[Entries from a visual dataset]
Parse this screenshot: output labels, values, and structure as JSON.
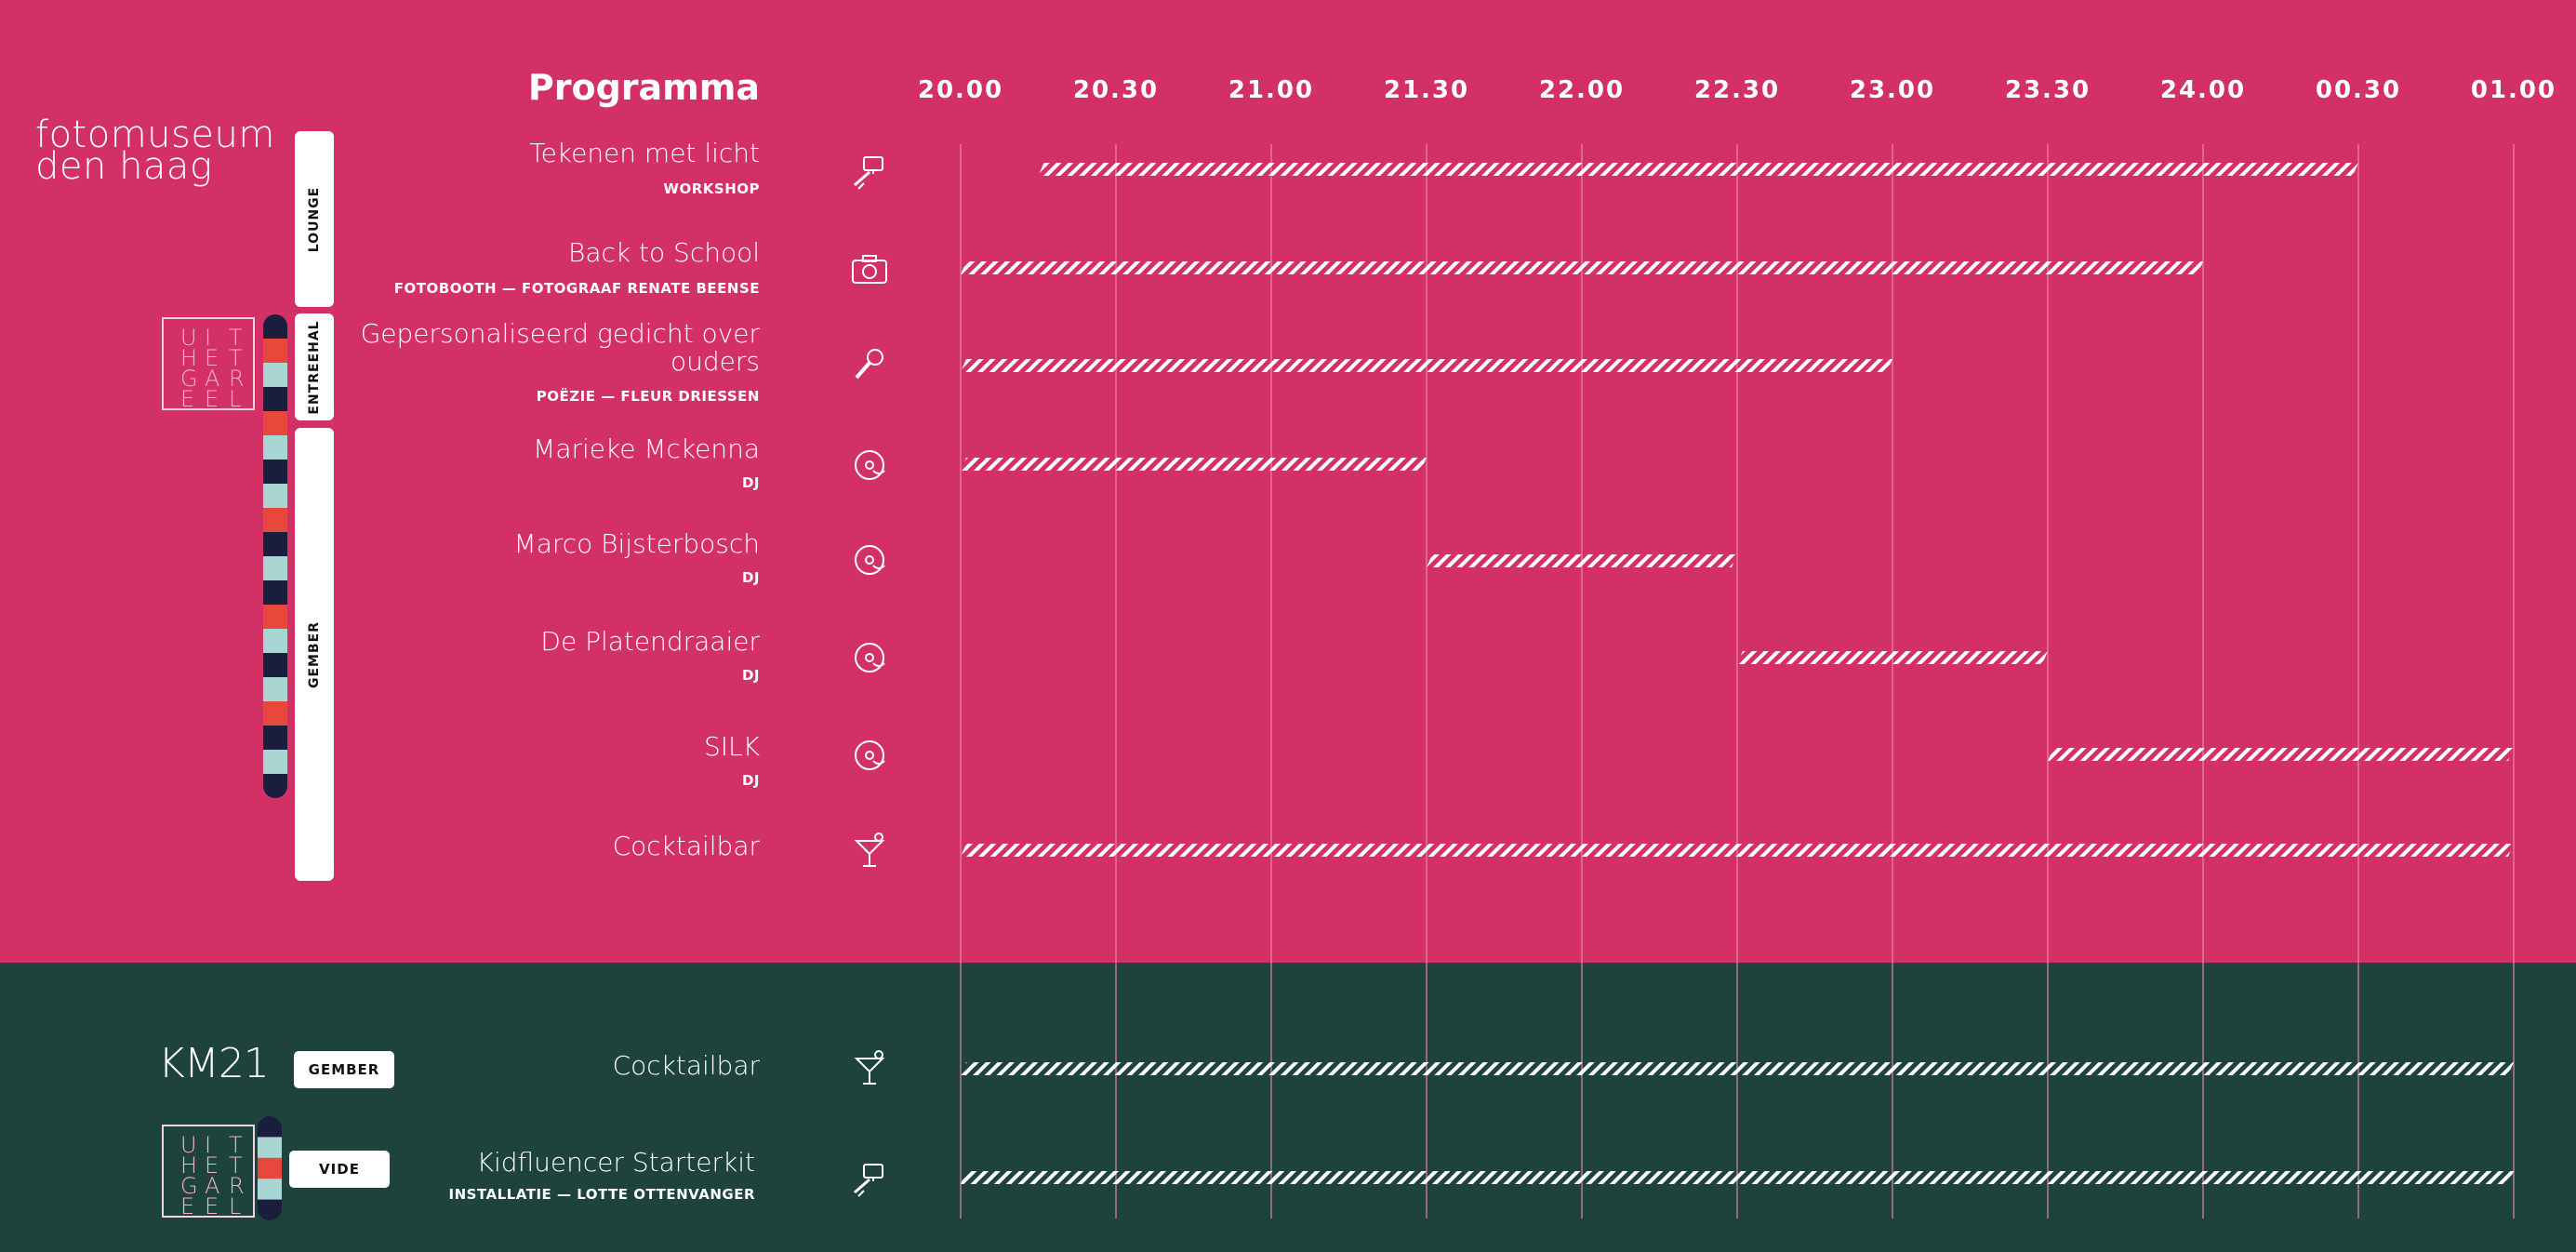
{
  "colors": {
    "top_bg": "#d33166",
    "bottom_bg": "#1e433d",
    "grid": "#ef8fae",
    "bar": "#ffffff",
    "stripe_navy": "#1b1d3c",
    "stripe_red": "#e8483c",
    "stripe_teal": "#a9d6d2",
    "uhg_letters": "#f3b5c6"
  },
  "brand": {
    "line1": "fotomuseum",
    "line2": "den haag",
    "km21": "KM21",
    "uhg_letters": [
      "U",
      "I",
      "T",
      "H",
      "E",
      "T",
      "G",
      "A",
      "R",
      "E",
      "E",
      "L"
    ]
  },
  "header": {
    "title": "Programma"
  },
  "rooms": {
    "lounge": "LOUNGE",
    "entreehal": "ENTREEHAL",
    "gember": "GEMBER",
    "gember_km21": "GEMBER",
    "vide": "VIDE"
  },
  "chart_data": {
    "type": "gantt",
    "title": "Programma",
    "x_ticks": [
      "20.00",
      "20.30",
      "21.00",
      "21.30",
      "22.00",
      "22.30",
      "23.00",
      "23.30",
      "24.00",
      "00.30",
      "01.00"
    ],
    "x_range_hours": [
      20.0,
      25.0
    ],
    "events": [
      {
        "title": "Tekenen met licht",
        "subtitle": "WORKSHOP",
        "icon": "pen-tablet-icon",
        "start": 20.25,
        "end": 24.5,
        "room": "LOUNGE",
        "venue": "fotomuseum den haag"
      },
      {
        "title": "Back to School",
        "subtitle": "FOTOBOOTH — FOTOGRAAF RENATE BEENSE",
        "icon": "camera-icon",
        "start": 20.0,
        "end": 24.0,
        "room": "LOUNGE",
        "venue": "fotomuseum den haag"
      },
      {
        "title": "Gepersonaliseerd gedicht over ouders",
        "subtitle": "POËZIE — FLEUR DRIESSEN",
        "icon": "microphone-icon",
        "start": 20.0,
        "end": 23.0,
        "room": "ENTREEHAL",
        "venue": "fotomuseum den haag"
      },
      {
        "title": "Marieke Mckenna",
        "subtitle": "DJ",
        "icon": "record-icon",
        "start": 20.0,
        "end": 21.5,
        "room": "GEMBER",
        "venue": "fotomuseum den haag"
      },
      {
        "title": "Marco Bijsterbosch",
        "subtitle": "DJ",
        "icon": "record-icon",
        "start": 21.5,
        "end": 22.5,
        "room": "GEMBER",
        "venue": "fotomuseum den haag"
      },
      {
        "title": "De Platendraaier",
        "subtitle": "DJ",
        "icon": "record-icon",
        "start": 22.5,
        "end": 23.5,
        "room": "GEMBER",
        "venue": "fotomuseum den haag"
      },
      {
        "title": "SILK",
        "subtitle": "DJ",
        "icon": "record-icon",
        "start": 23.5,
        "end": 25.0,
        "room": "GEMBER",
        "venue": "fotomuseum den haag"
      },
      {
        "title": "Cocktailbar",
        "subtitle": "",
        "icon": "cocktail-icon",
        "start": 20.0,
        "end": 25.0,
        "room": "GEMBER",
        "venue": "fotomuseum den haag"
      },
      {
        "title": "Cocktailbar",
        "subtitle": "",
        "icon": "cocktail-icon",
        "start": 20.0,
        "end": 25.0,
        "room": "GEMBER",
        "venue": "KM21"
      },
      {
        "title": "Kidfluencer Starterkit",
        "subtitle": "INSTALLATIE — LOTTE OTTENVANGER",
        "icon": "pen-tablet-icon",
        "start": 20.0,
        "end": 25.0,
        "room": "VIDE",
        "venue": "KM21"
      }
    ]
  }
}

• Do this:
Copy each line above precisely, dropping the pictures.

• Final result:
Parse this screenshot: output labels, values, and structure as JSON.
{
  "colors": {
    "top_bg": "#d33166",
    "bottom_bg": "#1e433d",
    "grid": "#ef8fae",
    "bar": "#ffffff",
    "stripe_navy": "#1b1d3c",
    "stripe_red": "#e8483c",
    "stripe_teal": "#a9d6d2",
    "uhg_letters": "#f3b5c6"
  },
  "brand": {
    "line1": "fotomuseum",
    "line2": "den haag",
    "km21": "KM21",
    "uhg_letters": [
      "U",
      "I",
      "T",
      "H",
      "E",
      "T",
      "G",
      "A",
      "R",
      "E",
      "E",
      "L"
    ]
  },
  "header": {
    "title": "Programma"
  },
  "rooms": {
    "lounge": "LOUNGE",
    "entreehal": "ENTREEHAL",
    "gember": "GEMBER",
    "gember_km21": "GEMBER",
    "vide": "VIDE"
  },
  "chart_data": {
    "type": "gantt",
    "title": "Programma",
    "x_ticks": [
      "20.00",
      "20.30",
      "21.00",
      "21.30",
      "22.00",
      "22.30",
      "23.00",
      "23.30",
      "24.00",
      "00.30",
      "01.00"
    ],
    "x_range_hours": [
      20.0,
      25.0
    ],
    "events": [
      {
        "title": "Tekenen met licht",
        "subtitle": "WORKSHOP",
        "icon": "pen-tablet-icon",
        "start": 20.25,
        "end": 24.5,
        "room": "LOUNGE",
        "venue": "fotomuseum den haag"
      },
      {
        "title": "Back to School",
        "subtitle": "FOTOBOOTH — FOTOGRAAF RENATE BEENSE",
        "icon": "camera-icon",
        "start": 20.0,
        "end": 24.0,
        "room": "LOUNGE",
        "venue": "fotomuseum den haag"
      },
      {
        "title": "Gepersonaliseerd gedicht over ouders",
        "subtitle": "POËZIE — FLEUR DRIESSEN",
        "icon": "microphone-icon",
        "start": 20.0,
        "end": 23.0,
        "room": "ENTREEHAL",
        "venue": "fotomuseum den haag"
      },
      {
        "title": "Marieke Mckenna",
        "subtitle": "DJ",
        "icon": "record-icon",
        "start": 20.0,
        "end": 21.5,
        "room": "GEMBER",
        "venue": "fotomuseum den haag"
      },
      {
        "title": "Marco Bijsterbosch",
        "subtitle": "DJ",
        "icon": "record-icon",
        "start": 21.5,
        "end": 22.5,
        "room": "GEMBER",
        "venue": "fotomuseum den haag"
      },
      {
        "title": "De Platendraaier",
        "subtitle": "DJ",
        "icon": "record-icon",
        "start": 22.5,
        "end": 23.5,
        "room": "GEMBER",
        "venue": "fotomuseum den haag"
      },
      {
        "title": "SILK",
        "subtitle": "DJ",
        "icon": "record-icon",
        "start": 23.5,
        "end": 25.0,
        "room": "GEMBER",
        "venue": "fotomuseum den haag"
      },
      {
        "title": "Cocktailbar",
        "subtitle": "",
        "icon": "cocktail-icon",
        "start": 20.0,
        "end": 25.0,
        "room": "GEMBER",
        "venue": "fotomuseum den haag"
      },
      {
        "title": "Cocktailbar",
        "subtitle": "",
        "icon": "cocktail-icon",
        "start": 20.0,
        "end": 25.0,
        "room": "GEMBER",
        "venue": "KM21"
      },
      {
        "title": "Kidfluencer Starterkit",
        "subtitle": "INSTALLATIE — LOTTE OTTENVANGER",
        "icon": "pen-tablet-icon",
        "start": 20.0,
        "end": 25.0,
        "room": "VIDE",
        "venue": "KM21"
      }
    ]
  }
}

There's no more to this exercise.